=== WHAT YOU ARE ASKED TO DO ===
Write out the records below once more, exactly as they stand.

Excerpts from a figure dataset:
◇ ◇ ◇ ◇

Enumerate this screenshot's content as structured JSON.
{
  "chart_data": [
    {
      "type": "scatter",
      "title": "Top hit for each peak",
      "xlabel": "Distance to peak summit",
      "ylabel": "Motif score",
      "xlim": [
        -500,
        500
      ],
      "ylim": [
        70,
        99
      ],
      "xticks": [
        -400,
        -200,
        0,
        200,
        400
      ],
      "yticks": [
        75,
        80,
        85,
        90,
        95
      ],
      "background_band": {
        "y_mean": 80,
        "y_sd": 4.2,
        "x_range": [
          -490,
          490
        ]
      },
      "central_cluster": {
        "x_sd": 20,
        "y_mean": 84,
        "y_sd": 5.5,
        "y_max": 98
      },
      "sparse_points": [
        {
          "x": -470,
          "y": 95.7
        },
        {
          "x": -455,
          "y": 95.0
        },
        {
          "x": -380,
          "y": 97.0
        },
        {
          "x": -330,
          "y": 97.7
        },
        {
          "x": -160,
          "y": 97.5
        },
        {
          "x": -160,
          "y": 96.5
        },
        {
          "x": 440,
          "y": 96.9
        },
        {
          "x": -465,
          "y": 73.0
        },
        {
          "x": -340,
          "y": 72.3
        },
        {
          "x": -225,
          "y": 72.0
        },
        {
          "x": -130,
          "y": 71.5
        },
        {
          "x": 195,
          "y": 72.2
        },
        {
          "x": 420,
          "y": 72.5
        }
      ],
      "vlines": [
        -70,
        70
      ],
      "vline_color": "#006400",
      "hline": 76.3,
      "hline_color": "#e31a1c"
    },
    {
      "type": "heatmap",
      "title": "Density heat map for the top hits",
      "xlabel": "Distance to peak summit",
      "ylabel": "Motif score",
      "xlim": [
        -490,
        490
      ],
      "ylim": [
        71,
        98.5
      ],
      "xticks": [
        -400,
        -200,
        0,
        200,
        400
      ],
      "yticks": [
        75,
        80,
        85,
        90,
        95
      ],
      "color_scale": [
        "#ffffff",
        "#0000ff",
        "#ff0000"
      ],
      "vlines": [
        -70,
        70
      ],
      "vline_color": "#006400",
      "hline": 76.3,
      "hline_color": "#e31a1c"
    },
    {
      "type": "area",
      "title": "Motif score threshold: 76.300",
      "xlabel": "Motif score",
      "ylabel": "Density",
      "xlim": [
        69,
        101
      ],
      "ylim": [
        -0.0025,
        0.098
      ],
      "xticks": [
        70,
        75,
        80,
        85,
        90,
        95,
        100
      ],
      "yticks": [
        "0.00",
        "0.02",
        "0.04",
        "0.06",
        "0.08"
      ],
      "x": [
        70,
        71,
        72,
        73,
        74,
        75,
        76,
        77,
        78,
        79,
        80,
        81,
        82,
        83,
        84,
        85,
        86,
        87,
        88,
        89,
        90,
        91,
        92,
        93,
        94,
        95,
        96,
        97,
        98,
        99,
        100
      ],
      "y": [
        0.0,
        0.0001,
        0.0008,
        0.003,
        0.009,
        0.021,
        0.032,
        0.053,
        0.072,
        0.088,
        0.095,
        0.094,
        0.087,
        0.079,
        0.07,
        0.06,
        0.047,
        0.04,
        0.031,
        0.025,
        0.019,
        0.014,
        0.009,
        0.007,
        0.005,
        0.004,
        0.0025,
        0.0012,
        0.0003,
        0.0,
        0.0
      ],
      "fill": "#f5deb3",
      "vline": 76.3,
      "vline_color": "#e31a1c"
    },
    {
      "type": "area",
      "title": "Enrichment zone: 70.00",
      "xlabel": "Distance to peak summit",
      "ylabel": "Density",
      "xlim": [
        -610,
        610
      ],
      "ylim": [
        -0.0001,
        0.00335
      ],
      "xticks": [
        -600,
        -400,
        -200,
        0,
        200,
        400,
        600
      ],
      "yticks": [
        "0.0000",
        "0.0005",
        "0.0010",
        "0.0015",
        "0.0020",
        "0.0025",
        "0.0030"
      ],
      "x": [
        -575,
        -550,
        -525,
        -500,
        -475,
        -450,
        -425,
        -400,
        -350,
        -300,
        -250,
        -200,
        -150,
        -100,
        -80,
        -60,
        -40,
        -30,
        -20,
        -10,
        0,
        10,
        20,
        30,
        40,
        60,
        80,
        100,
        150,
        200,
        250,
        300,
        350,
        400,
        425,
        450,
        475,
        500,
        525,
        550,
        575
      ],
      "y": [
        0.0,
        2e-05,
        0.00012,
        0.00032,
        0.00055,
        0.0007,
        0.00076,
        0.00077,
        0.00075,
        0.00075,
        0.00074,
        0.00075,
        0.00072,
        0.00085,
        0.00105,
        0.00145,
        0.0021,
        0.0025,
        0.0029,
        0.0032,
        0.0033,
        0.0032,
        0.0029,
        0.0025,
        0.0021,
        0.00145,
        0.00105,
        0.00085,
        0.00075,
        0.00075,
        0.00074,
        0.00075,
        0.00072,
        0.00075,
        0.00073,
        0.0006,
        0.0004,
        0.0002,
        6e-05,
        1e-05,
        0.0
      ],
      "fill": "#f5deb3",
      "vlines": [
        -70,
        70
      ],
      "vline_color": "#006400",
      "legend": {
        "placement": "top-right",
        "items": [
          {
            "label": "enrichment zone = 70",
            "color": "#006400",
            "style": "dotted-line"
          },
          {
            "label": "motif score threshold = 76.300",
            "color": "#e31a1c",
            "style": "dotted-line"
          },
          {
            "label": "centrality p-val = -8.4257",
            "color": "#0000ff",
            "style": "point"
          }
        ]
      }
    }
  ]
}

◇ ◇ ◇ ◇

=== RESULT ===
Enumerate this screenshot's content as structured JSON.
{
  "chart_data": [
    {
      "type": "scatter",
      "title": "Top hit for each peak",
      "xlabel": "Distance to peak summit",
      "ylabel": "Motif score",
      "xlim": [
        -500,
        500
      ],
      "ylim": [
        70,
        99
      ],
      "xticks": [
        -400,
        -200,
        0,
        200,
        400
      ],
      "yticks": [
        75,
        80,
        85,
        90,
        95
      ],
      "background_band": {
        "y_mean": 80,
        "y_sd": 4.2,
        "x_range": [
          -490,
          490
        ]
      },
      "central_cluster": {
        "x_sd": 20,
        "y_mean": 84,
        "y_sd": 5.5,
        "y_max": 98
      },
      "sparse_points": [
        {
          "x": -470,
          "y": 95.7
        },
        {
          "x": -455,
          "y": 95.0
        },
        {
          "x": -380,
          "y": 97.0
        },
        {
          "x": -330,
          "y": 97.7
        },
        {
          "x": -160,
          "y": 97.5
        },
        {
          "x": -160,
          "y": 96.5
        },
        {
          "x": 440,
          "y": 96.9
        },
        {
          "x": -465,
          "y": 73.0
        },
        {
          "x": -340,
          "y": 72.3
        },
        {
          "x": -225,
          "y": 72.0
        },
        {
          "x": -130,
          "y": 71.5
        },
        {
          "x": 195,
          "y": 72.2
        },
        {
          "x": 420,
          "y": 72.5
        }
      ],
      "vlines": [
        -70,
        70
      ],
      "vline_color": "#006400",
      "hline": 76.3,
      "hline_color": "#e31a1c"
    },
    {
      "type": "heatmap",
      "title": "Density heat map for the top hits",
      "xlabel": "Distance to peak summit",
      "ylabel": "Motif score",
      "xlim": [
        -490,
        490
      ],
      "ylim": [
        71,
        98.5
      ],
      "xticks": [
        -400,
        -200,
        0,
        200,
        400
      ],
      "yticks": [
        75,
        80,
        85,
        90,
        95
      ],
      "color_scale": [
        "#ffffff",
        "#0000ff",
        "#ff0000"
      ],
      "vlines": [
        -70,
        70
      ],
      "vline_color": "#006400",
      "hline": 76.3,
      "hline_color": "#e31a1c"
    },
    {
      "type": "area",
      "title": "Motif score threshold: 76.300",
      "xlabel": "Motif score",
      "ylabel": "Density",
      "xlim": [
        69,
        101
      ],
      "ylim": [
        -0.0025,
        0.098
      ],
      "xticks": [
        70,
        75,
        80,
        85,
        90,
        95,
        100
      ],
      "yticks": [
        "0.00",
        "0.02",
        "0.04",
        "0.06",
        "0.08"
      ],
      "x": [
        70,
        71,
        72,
        73,
        74,
        75,
        76,
        77,
        78,
        79,
        80,
        81,
        82,
        83,
        84,
        85,
        86,
        87,
        88,
        89,
        90,
        91,
        92,
        93,
        94,
        95,
        96,
        97,
        98,
        99,
        100
      ],
      "y": [
        0.0,
        0.0001,
        0.0008,
        0.003,
        0.009,
        0.021,
        0.032,
        0.053,
        0.072,
        0.088,
        0.095,
        0.094,
        0.087,
        0.079,
        0.07,
        0.06,
        0.047,
        0.04,
        0.031,
        0.025,
        0.019,
        0.014,
        0.009,
        0.007,
        0.005,
        0.004,
        0.0025,
        0.0012,
        0.0003,
        0.0,
        0.0
      ],
      "fill": "#f5deb3",
      "vline": 76.3,
      "vline_color": "#e31a1c"
    },
    {
      "type": "area",
      "title": "Enrichment zone: 70.00",
      "xlabel": "Distance to peak summit",
      "ylabel": "Density",
      "xlim": [
        -610,
        610
      ],
      "ylim": [
        -0.0001,
        0.00335
      ],
      "xticks": [
        -600,
        -400,
        -200,
        0,
        200,
        400,
        600
      ],
      "yticks": [
        "0.0000",
        "0.0005",
        "0.0010",
        "0.0015",
        "0.0020",
        "0.0025",
        "0.0030"
      ],
      "x": [
        -575,
        -550,
        -525,
        -500,
        -475,
        -450,
        -425,
        -400,
        -350,
        -300,
        -250,
        -200,
        -150,
        -100,
        -80,
        -60,
        -40,
        -30,
        -20,
        -10,
        0,
        10,
        20,
        30,
        40,
        60,
        80,
        100,
        150,
        200,
        250,
        300,
        350,
        400,
        425,
        450,
        475,
        500,
        525,
        550,
        575
      ],
      "y": [
        0.0,
        2e-05,
        0.00012,
        0.00032,
        0.00055,
        0.0007,
        0.00076,
        0.00077,
        0.00075,
        0.00075,
        0.00074,
        0.00075,
        0.00072,
        0.00085,
        0.00105,
        0.00145,
        0.0021,
        0.0025,
        0.0029,
        0.0032,
        0.0033,
        0.0032,
        0.0029,
        0.0025,
        0.0021,
        0.00145,
        0.00105,
        0.00085,
        0.00075,
        0.00075,
        0.00074,
        0.00075,
        0.00072,
        0.00075,
        0.00073,
        0.0006,
        0.0004,
        0.0002,
        6e-05,
        1e-05,
        0.0
      ],
      "fill": "#f5deb3",
      "vlines": [
        -70,
        70
      ],
      "vline_color": "#006400",
      "legend": {
        "placement": "top-right",
        "items": [
          {
            "label": "enrichment zone = 70",
            "color": "#006400",
            "style": "dotted-line"
          },
          {
            "label": "motif score threshold = 76.300",
            "color": "#e31a1c",
            "style": "dotted-line"
          },
          {
            "label": "centrality p-val = -8.4257",
            "color": "#0000ff",
            "style": "point"
          }
        ]
      }
    }
  ]
}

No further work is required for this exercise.